_About this exercise_.
Each entry that follows should be retyped in full and exactly.
───
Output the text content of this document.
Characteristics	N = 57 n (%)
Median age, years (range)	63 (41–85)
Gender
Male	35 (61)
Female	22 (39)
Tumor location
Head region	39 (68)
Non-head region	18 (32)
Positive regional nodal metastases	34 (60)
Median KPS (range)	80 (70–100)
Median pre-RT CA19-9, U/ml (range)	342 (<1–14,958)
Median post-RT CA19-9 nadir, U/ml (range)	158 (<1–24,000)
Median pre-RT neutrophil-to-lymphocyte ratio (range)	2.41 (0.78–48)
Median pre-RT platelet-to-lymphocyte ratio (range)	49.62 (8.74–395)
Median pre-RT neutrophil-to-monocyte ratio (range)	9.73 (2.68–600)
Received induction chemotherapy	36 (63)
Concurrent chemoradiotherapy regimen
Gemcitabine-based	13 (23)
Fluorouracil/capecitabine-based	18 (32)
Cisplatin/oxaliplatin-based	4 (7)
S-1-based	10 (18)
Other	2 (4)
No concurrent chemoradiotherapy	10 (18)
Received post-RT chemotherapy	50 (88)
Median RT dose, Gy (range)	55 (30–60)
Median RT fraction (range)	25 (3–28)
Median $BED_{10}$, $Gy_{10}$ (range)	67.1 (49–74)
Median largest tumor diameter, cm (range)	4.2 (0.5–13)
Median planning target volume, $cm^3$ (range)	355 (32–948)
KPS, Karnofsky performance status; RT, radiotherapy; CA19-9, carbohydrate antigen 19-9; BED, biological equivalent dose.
───
_Solution_.
Output the text content of this document.
Characteristics	N = 57 n (%)
Median age, years (range)	63 (41–85)
Gender
Male	35 (61)
Female	22 (39)
Tumor location
Head region	39 (68)
Non-head region	18 (32)
Positive regional nodal metastases	34 (60)
Median KPS (range)	80 (70–100)
Median pre-RT CA19-9, U/ml (range)	342 (<1–14,958)
Median post-RT CA19-9 nadir, U/ml (range)	158 (<1–24,000)
Median pre-RT neutrophil-to-lymphocyte ratio (range)	2.41 (0.78–48)
Median pre-RT platelet-to-lymphocyte ratio (range)	49.62 (8.74–395)
Median pre-RT neutrophil-to-monocyte ratio (range)	9.73 (2.68–600)
Received induction chemotherapy	36 (63)
Concurrent chemoradiotherapy regimen
Gemcitabine-based	13 (23)
Fluorouracil/capecitabine-based	18 (32)
Cisplatin/oxaliplatin-based	4 (7)
S-1-based	10 (18)
Other	2 (4)
No concurrent chemoradiotherapy	10 (18)
Received post-RT chemotherapy	50 (88)
Median RT dose, Gy (range)	55 (30–60)
Median RT fraction (range)	25 (3–28)
Median $BED_{10}$, $Gy_{10}$ (range)	67.1 (49–74)
Median largest tumor diameter, cm (range)	4.2 (0.5–13)
Median planning target volume, $cm^3$ (range)	355 (32–948)
KPS, Karnofsky performance status; RT, radiotherapy; CA19-9, carbohydrate antigen 19-9; BED, biological equivalent dose.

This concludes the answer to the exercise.